[Dataset entries on figures]
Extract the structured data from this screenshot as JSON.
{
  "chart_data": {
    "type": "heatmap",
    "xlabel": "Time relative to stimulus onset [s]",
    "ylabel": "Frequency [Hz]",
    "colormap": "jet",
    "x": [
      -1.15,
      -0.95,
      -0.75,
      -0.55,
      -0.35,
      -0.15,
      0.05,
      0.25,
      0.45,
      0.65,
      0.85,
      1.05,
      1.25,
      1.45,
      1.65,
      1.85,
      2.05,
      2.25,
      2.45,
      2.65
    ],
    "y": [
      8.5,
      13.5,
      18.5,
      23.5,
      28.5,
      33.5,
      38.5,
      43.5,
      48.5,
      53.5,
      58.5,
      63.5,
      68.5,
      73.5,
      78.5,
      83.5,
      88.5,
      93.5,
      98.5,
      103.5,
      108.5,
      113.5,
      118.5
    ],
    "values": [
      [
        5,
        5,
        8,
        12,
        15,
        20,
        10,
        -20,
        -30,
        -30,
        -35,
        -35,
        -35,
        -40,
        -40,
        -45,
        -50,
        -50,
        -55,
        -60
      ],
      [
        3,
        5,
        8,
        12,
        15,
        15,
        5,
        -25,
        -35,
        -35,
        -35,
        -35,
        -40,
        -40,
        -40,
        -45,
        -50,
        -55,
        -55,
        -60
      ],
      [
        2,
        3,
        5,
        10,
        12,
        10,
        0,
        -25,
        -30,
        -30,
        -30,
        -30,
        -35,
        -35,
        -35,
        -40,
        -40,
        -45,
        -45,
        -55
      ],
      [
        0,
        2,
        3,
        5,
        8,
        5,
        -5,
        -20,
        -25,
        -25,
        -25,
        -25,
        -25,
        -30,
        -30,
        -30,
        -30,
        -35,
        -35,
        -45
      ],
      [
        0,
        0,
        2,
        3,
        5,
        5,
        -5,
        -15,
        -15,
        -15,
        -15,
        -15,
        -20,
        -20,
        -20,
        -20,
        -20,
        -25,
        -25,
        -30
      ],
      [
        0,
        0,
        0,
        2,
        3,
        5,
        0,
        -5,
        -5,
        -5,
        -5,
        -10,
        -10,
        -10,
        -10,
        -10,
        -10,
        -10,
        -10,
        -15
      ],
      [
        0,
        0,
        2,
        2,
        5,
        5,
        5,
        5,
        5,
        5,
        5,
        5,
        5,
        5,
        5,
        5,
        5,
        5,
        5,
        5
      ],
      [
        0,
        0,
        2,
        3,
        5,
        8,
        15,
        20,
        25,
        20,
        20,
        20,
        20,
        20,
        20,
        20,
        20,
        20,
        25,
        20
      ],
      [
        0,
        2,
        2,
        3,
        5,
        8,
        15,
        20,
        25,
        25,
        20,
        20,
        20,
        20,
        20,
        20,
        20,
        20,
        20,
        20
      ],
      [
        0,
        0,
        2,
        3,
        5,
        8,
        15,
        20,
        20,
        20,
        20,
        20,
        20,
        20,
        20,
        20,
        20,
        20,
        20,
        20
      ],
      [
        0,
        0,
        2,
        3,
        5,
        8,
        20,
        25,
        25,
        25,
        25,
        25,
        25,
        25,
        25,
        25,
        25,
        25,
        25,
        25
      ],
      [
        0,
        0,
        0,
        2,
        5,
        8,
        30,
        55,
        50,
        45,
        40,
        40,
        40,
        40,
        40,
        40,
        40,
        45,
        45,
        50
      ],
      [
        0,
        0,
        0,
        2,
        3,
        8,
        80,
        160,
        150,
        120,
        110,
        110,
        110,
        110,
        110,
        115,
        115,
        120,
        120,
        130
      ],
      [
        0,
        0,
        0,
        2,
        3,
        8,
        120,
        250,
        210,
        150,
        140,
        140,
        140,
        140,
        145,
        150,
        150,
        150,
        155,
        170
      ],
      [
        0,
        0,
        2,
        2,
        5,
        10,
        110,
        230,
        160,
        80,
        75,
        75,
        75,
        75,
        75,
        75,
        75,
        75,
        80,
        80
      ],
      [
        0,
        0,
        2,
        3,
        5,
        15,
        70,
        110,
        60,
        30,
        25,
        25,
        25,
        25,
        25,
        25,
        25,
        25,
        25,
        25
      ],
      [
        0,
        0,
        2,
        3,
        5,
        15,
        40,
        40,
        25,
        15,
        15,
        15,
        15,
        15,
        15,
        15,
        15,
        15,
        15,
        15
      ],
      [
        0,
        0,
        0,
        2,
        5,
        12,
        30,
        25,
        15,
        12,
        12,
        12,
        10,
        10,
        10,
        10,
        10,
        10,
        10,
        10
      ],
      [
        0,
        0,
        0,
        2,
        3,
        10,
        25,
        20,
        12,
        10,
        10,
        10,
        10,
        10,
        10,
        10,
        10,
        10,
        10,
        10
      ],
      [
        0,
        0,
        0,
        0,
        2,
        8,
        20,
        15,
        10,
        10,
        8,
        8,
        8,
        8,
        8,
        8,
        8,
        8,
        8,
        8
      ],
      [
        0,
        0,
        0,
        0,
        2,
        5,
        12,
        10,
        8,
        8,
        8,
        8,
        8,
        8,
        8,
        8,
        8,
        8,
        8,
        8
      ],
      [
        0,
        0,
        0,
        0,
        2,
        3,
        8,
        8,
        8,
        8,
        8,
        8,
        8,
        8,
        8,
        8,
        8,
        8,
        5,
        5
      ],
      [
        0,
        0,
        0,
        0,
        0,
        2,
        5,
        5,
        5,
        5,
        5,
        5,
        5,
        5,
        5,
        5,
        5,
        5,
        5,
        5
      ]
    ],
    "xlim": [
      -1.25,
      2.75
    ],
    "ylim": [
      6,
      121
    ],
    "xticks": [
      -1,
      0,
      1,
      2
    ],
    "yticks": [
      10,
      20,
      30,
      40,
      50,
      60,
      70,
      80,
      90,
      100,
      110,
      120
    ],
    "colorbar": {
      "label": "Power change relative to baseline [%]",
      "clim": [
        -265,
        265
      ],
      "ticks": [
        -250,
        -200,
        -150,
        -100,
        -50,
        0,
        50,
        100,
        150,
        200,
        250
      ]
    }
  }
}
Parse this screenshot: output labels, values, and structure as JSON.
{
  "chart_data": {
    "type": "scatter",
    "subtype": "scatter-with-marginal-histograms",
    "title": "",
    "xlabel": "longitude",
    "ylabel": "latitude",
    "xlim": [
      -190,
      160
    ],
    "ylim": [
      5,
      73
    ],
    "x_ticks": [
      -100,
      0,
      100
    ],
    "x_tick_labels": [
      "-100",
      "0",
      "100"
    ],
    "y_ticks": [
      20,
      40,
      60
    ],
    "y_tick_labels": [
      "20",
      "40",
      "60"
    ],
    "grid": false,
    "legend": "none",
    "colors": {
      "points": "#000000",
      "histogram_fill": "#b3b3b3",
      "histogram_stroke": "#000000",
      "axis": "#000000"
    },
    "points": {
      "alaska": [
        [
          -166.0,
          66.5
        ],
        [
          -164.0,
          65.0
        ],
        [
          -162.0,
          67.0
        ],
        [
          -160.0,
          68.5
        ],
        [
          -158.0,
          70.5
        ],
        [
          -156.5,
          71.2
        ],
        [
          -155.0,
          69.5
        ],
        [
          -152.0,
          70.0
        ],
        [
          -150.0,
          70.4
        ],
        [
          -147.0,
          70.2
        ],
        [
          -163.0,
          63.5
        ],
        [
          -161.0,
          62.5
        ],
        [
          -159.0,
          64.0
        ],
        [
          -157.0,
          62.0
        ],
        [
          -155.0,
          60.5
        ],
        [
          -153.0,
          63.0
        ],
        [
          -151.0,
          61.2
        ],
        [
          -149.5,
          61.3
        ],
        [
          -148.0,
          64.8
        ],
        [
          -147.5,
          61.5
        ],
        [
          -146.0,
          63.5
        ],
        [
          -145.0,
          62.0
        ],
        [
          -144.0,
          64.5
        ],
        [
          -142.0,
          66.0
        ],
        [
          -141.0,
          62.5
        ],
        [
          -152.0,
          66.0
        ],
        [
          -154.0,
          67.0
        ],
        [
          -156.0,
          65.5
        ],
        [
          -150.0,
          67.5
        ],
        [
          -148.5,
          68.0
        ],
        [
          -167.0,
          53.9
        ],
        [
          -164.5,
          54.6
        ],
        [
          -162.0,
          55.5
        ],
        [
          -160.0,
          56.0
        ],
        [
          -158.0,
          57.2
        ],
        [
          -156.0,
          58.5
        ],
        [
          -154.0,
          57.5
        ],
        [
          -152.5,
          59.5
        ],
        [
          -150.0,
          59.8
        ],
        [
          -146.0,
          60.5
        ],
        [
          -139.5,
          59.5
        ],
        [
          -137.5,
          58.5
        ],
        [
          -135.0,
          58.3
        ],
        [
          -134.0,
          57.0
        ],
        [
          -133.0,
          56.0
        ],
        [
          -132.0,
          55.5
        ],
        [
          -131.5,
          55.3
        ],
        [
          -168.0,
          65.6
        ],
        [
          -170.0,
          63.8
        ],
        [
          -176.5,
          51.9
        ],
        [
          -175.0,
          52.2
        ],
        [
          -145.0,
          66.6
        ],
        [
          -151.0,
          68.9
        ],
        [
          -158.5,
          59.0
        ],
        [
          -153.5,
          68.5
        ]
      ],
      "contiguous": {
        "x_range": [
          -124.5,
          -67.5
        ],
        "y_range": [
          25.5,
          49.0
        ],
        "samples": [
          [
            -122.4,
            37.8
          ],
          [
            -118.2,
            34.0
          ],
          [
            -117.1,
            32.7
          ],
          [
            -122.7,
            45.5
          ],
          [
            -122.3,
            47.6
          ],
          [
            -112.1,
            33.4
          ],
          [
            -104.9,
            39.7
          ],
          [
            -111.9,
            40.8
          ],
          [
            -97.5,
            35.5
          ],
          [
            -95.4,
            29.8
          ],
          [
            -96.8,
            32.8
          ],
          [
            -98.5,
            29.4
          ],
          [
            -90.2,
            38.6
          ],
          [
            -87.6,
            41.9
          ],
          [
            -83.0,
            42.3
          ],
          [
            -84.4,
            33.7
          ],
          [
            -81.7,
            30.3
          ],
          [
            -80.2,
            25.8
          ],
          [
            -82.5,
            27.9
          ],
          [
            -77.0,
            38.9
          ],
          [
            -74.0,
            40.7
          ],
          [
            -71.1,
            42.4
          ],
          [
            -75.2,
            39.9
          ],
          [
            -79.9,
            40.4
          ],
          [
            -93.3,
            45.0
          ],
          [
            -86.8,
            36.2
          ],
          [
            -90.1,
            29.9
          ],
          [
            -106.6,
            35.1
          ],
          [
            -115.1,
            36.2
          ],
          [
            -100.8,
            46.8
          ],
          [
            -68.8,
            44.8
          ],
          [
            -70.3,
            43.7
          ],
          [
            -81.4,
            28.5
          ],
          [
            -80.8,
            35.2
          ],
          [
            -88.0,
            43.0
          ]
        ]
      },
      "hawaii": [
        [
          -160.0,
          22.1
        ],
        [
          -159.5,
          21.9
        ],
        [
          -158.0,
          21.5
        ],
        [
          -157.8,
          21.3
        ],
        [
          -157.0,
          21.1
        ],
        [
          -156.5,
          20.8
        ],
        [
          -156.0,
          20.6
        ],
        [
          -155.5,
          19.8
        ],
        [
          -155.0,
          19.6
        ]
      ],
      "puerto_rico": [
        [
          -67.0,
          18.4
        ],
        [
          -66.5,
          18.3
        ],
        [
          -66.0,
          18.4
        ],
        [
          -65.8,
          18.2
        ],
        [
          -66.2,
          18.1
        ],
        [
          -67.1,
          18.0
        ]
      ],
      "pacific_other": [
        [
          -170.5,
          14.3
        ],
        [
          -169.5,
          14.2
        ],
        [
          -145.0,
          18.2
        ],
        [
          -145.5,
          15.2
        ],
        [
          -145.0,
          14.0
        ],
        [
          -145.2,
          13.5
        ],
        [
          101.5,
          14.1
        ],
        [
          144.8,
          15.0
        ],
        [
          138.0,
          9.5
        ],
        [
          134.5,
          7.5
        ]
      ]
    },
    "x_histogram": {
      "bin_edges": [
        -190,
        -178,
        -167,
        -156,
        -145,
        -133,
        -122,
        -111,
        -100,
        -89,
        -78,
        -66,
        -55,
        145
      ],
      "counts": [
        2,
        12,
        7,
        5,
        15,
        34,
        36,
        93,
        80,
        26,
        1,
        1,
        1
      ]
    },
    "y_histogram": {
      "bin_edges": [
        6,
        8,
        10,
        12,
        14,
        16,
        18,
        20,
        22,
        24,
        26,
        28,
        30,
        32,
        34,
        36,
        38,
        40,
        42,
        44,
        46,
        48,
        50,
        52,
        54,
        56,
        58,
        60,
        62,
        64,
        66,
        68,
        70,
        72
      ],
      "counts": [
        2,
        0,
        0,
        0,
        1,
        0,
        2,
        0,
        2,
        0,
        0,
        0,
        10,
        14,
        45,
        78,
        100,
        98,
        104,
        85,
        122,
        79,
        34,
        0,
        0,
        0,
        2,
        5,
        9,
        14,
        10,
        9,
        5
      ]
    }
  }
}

## Work required
Copy and report every line where the word "JSON" is present.

## Task solution
Extract the structured data from this screenshot as JSON.
Parse this screenshot: output labels, values, and structure as JSON.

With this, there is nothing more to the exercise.